Records supplied -
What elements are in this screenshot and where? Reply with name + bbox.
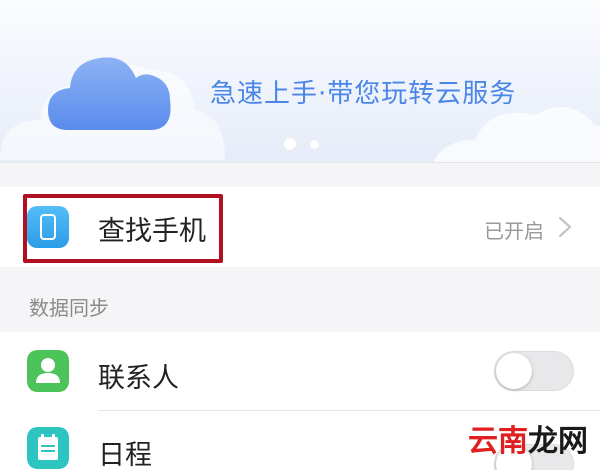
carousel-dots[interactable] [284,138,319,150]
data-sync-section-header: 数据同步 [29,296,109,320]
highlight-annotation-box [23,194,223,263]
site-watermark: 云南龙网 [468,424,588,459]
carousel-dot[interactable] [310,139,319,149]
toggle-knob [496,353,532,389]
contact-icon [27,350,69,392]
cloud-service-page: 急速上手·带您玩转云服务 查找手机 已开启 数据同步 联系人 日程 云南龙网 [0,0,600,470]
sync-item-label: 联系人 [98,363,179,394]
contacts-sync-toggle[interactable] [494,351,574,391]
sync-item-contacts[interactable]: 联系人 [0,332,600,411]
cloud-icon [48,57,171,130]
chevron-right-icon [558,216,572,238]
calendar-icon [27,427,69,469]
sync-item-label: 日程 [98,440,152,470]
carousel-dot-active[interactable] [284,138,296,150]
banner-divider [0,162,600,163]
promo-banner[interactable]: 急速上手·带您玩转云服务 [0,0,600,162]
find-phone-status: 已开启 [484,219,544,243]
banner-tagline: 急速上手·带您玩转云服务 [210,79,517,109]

Required work - Rename "sync-item-label" to "sync-entry-label" throughout the rows and give them again with nothing else changed. Leave the pictures out.

Expected answer -
What elements are in this screenshot and where? Reply with name + bbox.
carousel-dots[interactable] [284,138,319,150]
data-sync-section-header: 数据同步 [29,296,109,320]
highlight-annotation-box [23,194,223,263]
site-watermark: 云南龙网 [468,424,588,459]
carousel-dot[interactable] [310,139,319,149]
toggle-knob [496,353,532,389]
contact-icon [27,350,69,392]
cloud-service-page: 急速上手·带您玩转云服务 查找手机 已开启 数据同步 联系人 日程 云南龙网 [0,0,600,470]
sync-entry-label: 联系人 [98,363,179,394]
contacts-sync-toggle[interactable] [494,351,574,391]
sync-item-contacts[interactable]: 联系人 [0,332,600,411]
cloud-icon [48,57,171,130]
chevron-right-icon [558,216,572,238]
calendar-icon [27,427,69,469]
sync-entry-label: 日程 [98,440,152,470]
carousel-dot-active[interactable] [284,138,296,150]
banner-divider [0,162,600,163]
promo-banner[interactable]: 急速上手·带您玩转云服务 [0,0,600,162]
find-phone-status: 已开启 [484,219,544,243]
banner-tagline: 急速上手·带您玩转云服务 [210,79,517,109]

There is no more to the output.